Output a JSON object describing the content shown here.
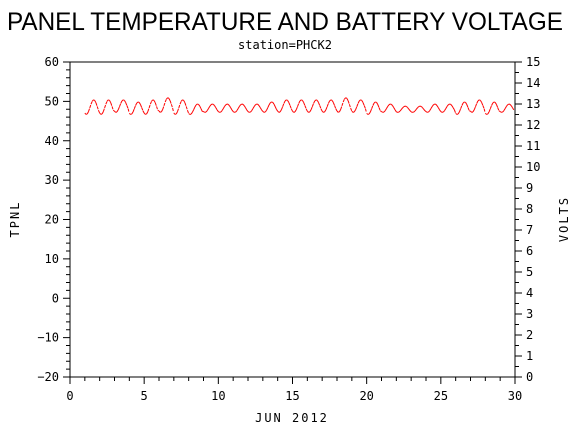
{
  "chart_data": {
    "type": "line",
    "title": "PANEL TEMPERATURE AND BATTERY VOLTAGE",
    "subtitle": "station=PHCK2",
    "xlabel": "JUN 2012",
    "ylabel_left": "TPNL",
    "ylabel_right": "VOLTS",
    "x_range": [
      0,
      30
    ],
    "ylim_left": [
      -20,
      60
    ],
    "ylim_right": [
      0,
      15
    ],
    "x_ticks": [
      0,
      5,
      10,
      15,
      20,
      25,
      30
    ],
    "y_ticks_left": [
      -20,
      -10,
      0,
      10,
      20,
      30,
      40,
      50,
      60
    ],
    "y_ticks_right": [
      0,
      1,
      2,
      3,
      4,
      5,
      6,
      7,
      8,
      9,
      10,
      11,
      12,
      13,
      14,
      15
    ],
    "grid": false,
    "series": [
      {
        "axis": "right",
        "color": "#ff0000",
        "style": "dashed",
        "daily_min_volts": [
          12.5,
          12.5,
          12.6,
          12.5,
          12.5,
          12.6,
          12.5,
          12.5,
          12.6,
          12.6,
          12.6,
          12.6,
          12.6,
          12.6,
          12.6,
          12.6,
          12.6,
          12.6,
          12.6,
          12.5,
          12.6,
          12.6,
          12.6,
          12.6,
          12.6,
          12.5,
          12.6,
          12.5,
          12.6
        ],
        "daily_max_volts": [
          13.2,
          13.2,
          13.2,
          13.1,
          13.2,
          13.3,
          13.2,
          13.0,
          13.0,
          13.0,
          13.0,
          13.0,
          13.1,
          13.2,
          13.2,
          13.2,
          13.2,
          13.3,
          13.2,
          13.1,
          13.0,
          12.9,
          12.9,
          13.0,
          13.0,
          13.1,
          13.2,
          13.1,
          13.0
        ]
      }
    ]
  }
}
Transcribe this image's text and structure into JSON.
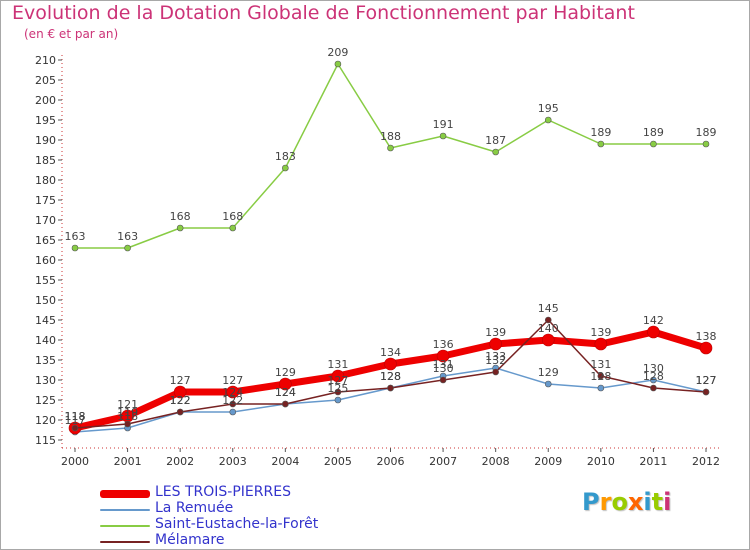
{
  "title": "Evolution de la Dotation Globale de Fonctionnement par Habitant",
  "subtitle": "(en € et par an)",
  "logo": {
    "letters": [
      "P",
      "r",
      "o",
      "x",
      "i",
      "t",
      "i"
    ],
    "colors": [
      "#3399cc",
      "#ff9900",
      "#99cc00",
      "#ff6600",
      "#3399cc",
      "#99cc00",
      "#cc3377"
    ]
  },
  "chart_data": {
    "type": "line",
    "title": "Evolution de la Dotation Globale de Fonctionnement par Habitant",
    "subtitle": "(en € et par an)",
    "xlabel": "",
    "ylabel": "",
    "grid": false,
    "legend_position": "bottom-left",
    "x": [
      "2000",
      "2001",
      "2002",
      "2003",
      "2004",
      "2005",
      "2006",
      "2007",
      "2008",
      "2009",
      "2010",
      "2011",
      "2012"
    ],
    "ylim": [
      115,
      210
    ],
    "yticks": [
      115,
      120,
      125,
      130,
      135,
      140,
      145,
      150,
      155,
      160,
      165,
      170,
      175,
      180,
      185,
      190,
      195,
      200,
      205,
      210
    ],
    "series": [
      {
        "name": "LES TROIS-PIERRES",
        "color": "#ee0000",
        "values": [
          118,
          121,
          127,
          127,
          129,
          131,
          134,
          136,
          139,
          140,
          139,
          142,
          138
        ]
      },
      {
        "name": "La Remuée",
        "color": "#6699cc",
        "values": [
          117,
          118,
          122,
          122,
          124,
          125,
          128,
          131,
          133,
          129,
          128,
          130,
          127
        ]
      },
      {
        "name": "Saint-Eustache-la-Forêt",
        "color": "#88cc44",
        "values": [
          163,
          163,
          168,
          168,
          183,
          209,
          188,
          191,
          187,
          195,
          189,
          189,
          189
        ]
      },
      {
        "name": "Mélamare",
        "color": "#772222",
        "values": [
          118,
          119,
          122,
          124,
          124,
          127,
          128,
          130,
          132,
          145,
          131,
          128,
          127
        ]
      }
    ]
  }
}
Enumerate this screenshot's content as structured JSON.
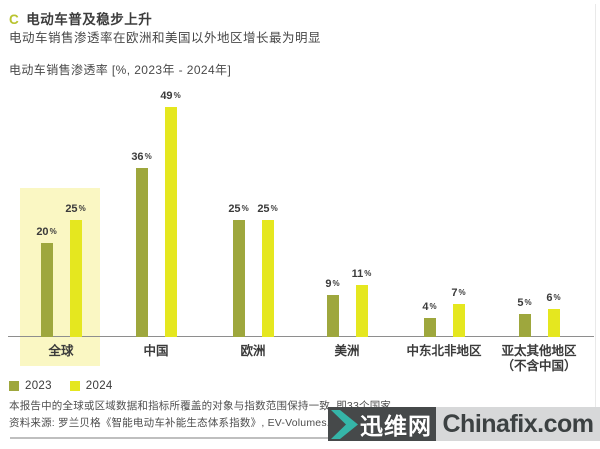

──────────

◆ **Written problem**: The records above are to be quoted exactly, with all pictures left out.

◆ **Task response**:
Output a JSON object describing the content shown here.
{
  "chart_data": {
    "type": "line",
    "title": "PANEL TEMPERATURE AND BATTERY VOLTAGE",
    "subtitle": "station=PHCK2",
    "xlabel": "JUN 2012",
    "ylabel_left": "TPNL",
    "ylabel_right": "VOLTS",
    "x_range": [
      0,
      30
    ],
    "ylim_left": [
      -20,
      60
    ],
    "ylim_right": [
      0,
      15
    ],
    "x_ticks": [
      0,
      5,
      10,
      15,
      20,
      25,
      30
    ],
    "y_ticks_left": [
      -20,
      -10,
      0,
      10,
      20,
      30,
      40,
      50,
      60
    ],
    "y_ticks_right": [
      0,
      1,
      2,
      3,
      4,
      5,
      6,
      7,
      8,
      9,
      10,
      11,
      12,
      13,
      14,
      15
    ],
    "grid": false,
    "series": [
      {
        "axis": "right",
        "color": "#ff0000",
        "style": "dashed",
        "daily_min_volts": [
          12.5,
          12.5,
          12.6,
          12.5,
          12.5,
          12.6,
          12.5,
          12.5,
          12.6,
          12.6,
          12.6,
          12.6,
          12.6,
          12.6,
          12.6,
          12.6,
          12.6,
          12.6,
          12.6,
          12.5,
          12.6,
          12.6,
          12.6,
          12.6,
          12.6,
          12.5,
          12.6,
          12.5,
          12.6
        ],
        "daily_max_volts": [
          13.2,
          13.2,
          13.2,
          13.1,
          13.2,
          13.3,
          13.2,
          13.0,
          13.0,
          13.0,
          13.0,
          13.0,
          13.1,
          13.2,
          13.2,
          13.2,
          13.2,
          13.3,
          13.2,
          13.1,
          13.0,
          12.9,
          12.9,
          13.0,
          13.0,
          13.1,
          13.2,
          13.1,
          13.0
        ]
      }
    ]
  }
}
Transcribe this image's text and structure into JSON.
{
  "title": "Evolution de la Dotation Globale de Fonctionnement par Habitant",
  "subtitle": "(en € et par an)",
  "logo": {
    "letters": [
      "P",
      "r",
      "o",
      "x",
      "i",
      "t",
      "i"
    ],
    "colors": [
      "#3399cc",
      "#ff9900",
      "#99cc00",
      "#ff6600",
      "#3399cc",
      "#99cc00",
      "#cc3377"
    ]
  },
  "chart_data": {
    "type": "line",
    "title": "Evolution de la Dotation Globale de Fonctionnement par Habitant",
    "subtitle": "(en € et par an)",
    "xlabel": "",
    "ylabel": "",
    "grid": false,
    "legend_position": "bottom-left",
    "x": [
      "2000",
      "2001",
      "2002",
      "2003",
      "2004",
      "2005",
      "2006",
      "2007",
      "2008",
      "2009",
      "2010",
      "2011",
      "2012"
    ],
    "ylim": [
      115,
      210
    ],
    "yticks": [
      115,
      120,
      125,
      130,
      135,
      140,
      145,
      150,
      155,
      160,
      165,
      170,
      175,
      180,
      185,
      190,
      195,
      200,
      205,
      210
    ],
    "series": [
      {
        "name": "LES TROIS-PIERRES",
        "color": "#ee0000",
        "values": [
          118,
          121,
          127,
          127,
          129,
          131,
          134,
          136,
          139,
          140,
          139,
          142,
          138
        ]
      },
      {
        "name": "La Remuée",
        "color": "#6699cc",
        "values": [
          117,
          118,
          122,
          122,
          124,
          125,
          128,
          131,
          133,
          129,
          128,
          130,
          127
        ]
      },
      {
        "name": "Saint-Eustache-la-Forêt",
        "color": "#88cc44",
        "values": [
          163,
          163,
          168,
          168,
          183,
          209,
          188,
          191,
          187,
          195,
          189,
          189,
          189
        ]
      },
      {
        "name": "Mélamare",
        "color": "#772222",
        "values": [
          118,
          119,
          122,
          124,
          124,
          127,
          128,
          130,
          132,
          145,
          131,
          128,
          127
        ]
      }
    ]
  }
}
Enumerate this screenshot's content as structured JSON.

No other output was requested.